Spatial annotation entries
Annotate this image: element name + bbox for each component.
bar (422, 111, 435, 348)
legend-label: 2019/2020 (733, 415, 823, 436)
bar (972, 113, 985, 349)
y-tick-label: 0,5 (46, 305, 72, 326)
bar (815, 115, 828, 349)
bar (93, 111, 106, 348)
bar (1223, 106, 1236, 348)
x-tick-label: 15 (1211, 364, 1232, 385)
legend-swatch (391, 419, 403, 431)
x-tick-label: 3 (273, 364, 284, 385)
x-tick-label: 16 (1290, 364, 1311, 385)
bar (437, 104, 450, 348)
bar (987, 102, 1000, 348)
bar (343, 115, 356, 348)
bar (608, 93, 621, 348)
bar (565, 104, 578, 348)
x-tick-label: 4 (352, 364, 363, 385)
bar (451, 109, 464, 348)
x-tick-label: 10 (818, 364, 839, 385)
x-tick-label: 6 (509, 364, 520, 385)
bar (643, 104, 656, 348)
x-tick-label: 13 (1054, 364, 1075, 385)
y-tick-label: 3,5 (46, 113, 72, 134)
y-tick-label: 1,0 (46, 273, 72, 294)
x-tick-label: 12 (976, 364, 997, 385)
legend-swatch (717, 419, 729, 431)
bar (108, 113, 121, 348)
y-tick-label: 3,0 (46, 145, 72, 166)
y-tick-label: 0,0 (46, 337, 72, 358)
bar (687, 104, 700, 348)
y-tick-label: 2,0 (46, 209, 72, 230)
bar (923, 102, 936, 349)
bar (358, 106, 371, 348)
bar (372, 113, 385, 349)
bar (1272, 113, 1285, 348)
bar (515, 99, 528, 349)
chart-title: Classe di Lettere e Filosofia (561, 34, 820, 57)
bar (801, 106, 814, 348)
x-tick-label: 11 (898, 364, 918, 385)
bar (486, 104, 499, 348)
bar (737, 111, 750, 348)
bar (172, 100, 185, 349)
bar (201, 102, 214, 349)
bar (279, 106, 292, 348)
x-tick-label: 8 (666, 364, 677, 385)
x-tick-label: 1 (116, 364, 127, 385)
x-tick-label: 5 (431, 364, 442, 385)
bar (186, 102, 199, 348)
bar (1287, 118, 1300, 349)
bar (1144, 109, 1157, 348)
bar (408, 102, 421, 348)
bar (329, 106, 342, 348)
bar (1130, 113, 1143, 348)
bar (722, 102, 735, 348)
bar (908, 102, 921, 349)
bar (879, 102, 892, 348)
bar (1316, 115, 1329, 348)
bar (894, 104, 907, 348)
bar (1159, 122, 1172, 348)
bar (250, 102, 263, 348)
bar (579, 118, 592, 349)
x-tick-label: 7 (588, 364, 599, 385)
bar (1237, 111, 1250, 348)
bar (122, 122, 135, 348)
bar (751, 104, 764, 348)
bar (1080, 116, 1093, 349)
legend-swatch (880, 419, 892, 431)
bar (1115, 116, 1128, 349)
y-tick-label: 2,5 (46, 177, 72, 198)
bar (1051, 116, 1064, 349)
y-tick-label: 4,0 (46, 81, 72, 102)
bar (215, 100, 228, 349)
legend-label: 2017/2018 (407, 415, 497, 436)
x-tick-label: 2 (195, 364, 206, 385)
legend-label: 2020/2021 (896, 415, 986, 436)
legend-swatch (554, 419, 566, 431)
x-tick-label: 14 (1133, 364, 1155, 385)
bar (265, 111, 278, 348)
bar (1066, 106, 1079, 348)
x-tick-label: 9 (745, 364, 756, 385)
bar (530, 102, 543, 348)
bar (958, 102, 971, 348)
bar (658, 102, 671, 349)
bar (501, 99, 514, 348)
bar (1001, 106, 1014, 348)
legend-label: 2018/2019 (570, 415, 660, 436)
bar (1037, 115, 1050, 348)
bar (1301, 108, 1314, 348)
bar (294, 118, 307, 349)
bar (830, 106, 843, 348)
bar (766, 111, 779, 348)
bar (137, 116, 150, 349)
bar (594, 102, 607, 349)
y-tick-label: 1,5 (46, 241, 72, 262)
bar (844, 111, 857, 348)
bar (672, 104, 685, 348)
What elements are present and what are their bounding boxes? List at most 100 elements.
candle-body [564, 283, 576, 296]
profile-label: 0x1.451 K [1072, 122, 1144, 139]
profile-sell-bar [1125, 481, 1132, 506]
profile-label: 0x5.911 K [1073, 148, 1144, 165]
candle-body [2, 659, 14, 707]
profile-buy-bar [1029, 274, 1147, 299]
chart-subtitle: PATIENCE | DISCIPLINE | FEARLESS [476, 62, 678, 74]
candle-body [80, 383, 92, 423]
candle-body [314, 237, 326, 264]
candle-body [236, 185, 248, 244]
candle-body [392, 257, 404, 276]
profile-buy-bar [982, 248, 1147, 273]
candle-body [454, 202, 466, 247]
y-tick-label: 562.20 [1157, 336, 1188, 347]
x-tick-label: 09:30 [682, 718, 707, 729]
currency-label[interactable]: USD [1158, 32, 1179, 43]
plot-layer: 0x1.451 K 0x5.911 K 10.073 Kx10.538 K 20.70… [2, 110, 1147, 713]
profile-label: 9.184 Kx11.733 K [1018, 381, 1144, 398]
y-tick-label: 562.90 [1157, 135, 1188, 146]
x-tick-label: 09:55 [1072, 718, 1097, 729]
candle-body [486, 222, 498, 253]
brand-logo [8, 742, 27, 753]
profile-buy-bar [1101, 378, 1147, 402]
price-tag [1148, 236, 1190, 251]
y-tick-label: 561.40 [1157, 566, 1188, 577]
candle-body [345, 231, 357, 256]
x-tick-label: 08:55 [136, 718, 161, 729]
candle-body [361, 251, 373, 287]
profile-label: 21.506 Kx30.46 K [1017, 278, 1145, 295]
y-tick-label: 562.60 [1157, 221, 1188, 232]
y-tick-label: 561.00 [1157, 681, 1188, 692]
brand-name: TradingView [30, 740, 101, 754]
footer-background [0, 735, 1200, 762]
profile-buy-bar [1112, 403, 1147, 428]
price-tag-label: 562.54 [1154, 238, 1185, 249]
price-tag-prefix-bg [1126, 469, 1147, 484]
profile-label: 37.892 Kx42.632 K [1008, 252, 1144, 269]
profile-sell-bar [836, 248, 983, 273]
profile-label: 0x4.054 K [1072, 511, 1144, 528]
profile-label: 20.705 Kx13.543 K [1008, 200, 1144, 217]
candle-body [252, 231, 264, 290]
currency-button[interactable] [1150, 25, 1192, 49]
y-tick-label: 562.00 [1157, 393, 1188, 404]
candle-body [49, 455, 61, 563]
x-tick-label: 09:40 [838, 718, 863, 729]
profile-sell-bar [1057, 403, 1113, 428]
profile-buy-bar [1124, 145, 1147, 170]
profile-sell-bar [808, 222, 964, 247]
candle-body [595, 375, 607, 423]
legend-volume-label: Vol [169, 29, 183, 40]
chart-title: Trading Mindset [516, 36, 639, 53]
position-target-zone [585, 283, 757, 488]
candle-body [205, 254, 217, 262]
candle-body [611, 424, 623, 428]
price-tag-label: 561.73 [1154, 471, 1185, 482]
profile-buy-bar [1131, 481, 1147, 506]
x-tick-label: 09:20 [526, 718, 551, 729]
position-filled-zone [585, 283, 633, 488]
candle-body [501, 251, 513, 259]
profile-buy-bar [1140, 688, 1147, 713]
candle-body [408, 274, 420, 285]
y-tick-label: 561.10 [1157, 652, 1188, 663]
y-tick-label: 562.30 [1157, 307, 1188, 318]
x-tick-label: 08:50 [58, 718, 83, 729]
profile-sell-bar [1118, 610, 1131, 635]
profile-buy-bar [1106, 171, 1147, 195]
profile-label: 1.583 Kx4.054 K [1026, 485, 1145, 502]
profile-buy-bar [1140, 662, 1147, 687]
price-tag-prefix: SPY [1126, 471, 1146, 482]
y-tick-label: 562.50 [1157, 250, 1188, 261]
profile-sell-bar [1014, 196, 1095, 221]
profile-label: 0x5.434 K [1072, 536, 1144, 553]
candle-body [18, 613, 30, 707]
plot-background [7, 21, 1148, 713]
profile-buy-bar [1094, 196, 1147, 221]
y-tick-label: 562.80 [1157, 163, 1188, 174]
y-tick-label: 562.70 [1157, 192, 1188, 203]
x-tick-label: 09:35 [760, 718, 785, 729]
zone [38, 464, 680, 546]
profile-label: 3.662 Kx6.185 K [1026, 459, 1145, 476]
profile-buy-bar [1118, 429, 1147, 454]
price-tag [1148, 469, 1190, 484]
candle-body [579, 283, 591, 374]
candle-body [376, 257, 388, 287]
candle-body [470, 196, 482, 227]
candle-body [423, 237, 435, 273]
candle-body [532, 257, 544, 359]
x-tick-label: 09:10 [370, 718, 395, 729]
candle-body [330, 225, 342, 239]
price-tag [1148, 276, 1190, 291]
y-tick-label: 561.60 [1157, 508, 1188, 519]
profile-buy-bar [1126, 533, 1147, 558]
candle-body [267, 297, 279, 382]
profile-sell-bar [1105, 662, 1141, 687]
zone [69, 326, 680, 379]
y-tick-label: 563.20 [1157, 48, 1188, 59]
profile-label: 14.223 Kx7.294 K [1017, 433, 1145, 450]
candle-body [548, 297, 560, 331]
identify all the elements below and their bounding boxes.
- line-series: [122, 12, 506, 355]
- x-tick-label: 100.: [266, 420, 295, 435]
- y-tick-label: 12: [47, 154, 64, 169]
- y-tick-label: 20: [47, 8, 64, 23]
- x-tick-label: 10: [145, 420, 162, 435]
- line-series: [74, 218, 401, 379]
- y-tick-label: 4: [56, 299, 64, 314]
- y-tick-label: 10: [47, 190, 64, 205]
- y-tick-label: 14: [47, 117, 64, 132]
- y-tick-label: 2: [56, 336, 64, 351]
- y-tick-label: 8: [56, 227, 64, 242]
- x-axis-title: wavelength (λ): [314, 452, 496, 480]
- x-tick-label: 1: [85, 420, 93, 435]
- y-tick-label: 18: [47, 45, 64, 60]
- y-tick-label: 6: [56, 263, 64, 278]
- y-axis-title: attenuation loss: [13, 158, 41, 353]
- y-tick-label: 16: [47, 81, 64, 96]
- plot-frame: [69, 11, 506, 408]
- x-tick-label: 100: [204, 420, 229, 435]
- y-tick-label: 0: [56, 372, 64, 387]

Written request: Please format the data, starting with its first line and going on through the line containing "legend-swatch (717, 419, 729, 431)", as a JSON list of strings with one string per line and blank lines omitted.

Worked solution:
[
  "Annotate this image: element name + bbox for each component.",
  "bar (422, 111, 435, 348)",
  "legend-label: 2019/2020 (733, 415, 823, 436)",
  "bar (972, 113, 985, 349)",
  "y-tick-label: 0,5 (46, 305, 72, 326)",
  "bar (815, 115, 828, 349)",
  "bar (93, 111, 106, 348)",
  "bar (1223, 106, 1236, 348)",
  "x-tick-label: 15 (1211, 364, 1232, 385)",
  "legend-swatch (391, 419, 403, 431)",
  "x-tick-label: 3 (273, 364, 284, 385)",
  "x-tick-label: 16 (1290, 364, 1311, 385)",
  "bar (437, 104, 450, 348)",
  "bar (987, 102, 1000, 348)",
  "bar (343, 115, 356, 348)",
  "bar (608, 93, 621, 348)",
  "bar (565, 104, 578, 348)",
  "x-tick-label: 4 (352, 364, 363, 385)",
  "bar (451, 109, 464, 348)",
  "x-tick-label: 10 (818, 364, 839, 385)",
  "x-tick-label: 6 (509, 364, 520, 385)",
  "bar (643, 104, 656, 348)",
  "x-tick-label: 13 (1054, 364, 1075, 385)",
  "y-tick-label: 3,5 (46, 113, 72, 134)",
  "y-tick-label: 1,0 (46, 273, 72, 294)",
  "x-tick-label: 12 (976, 364, 997, 385)",
  "legend-swatch (717, 419, 729, 431)"
]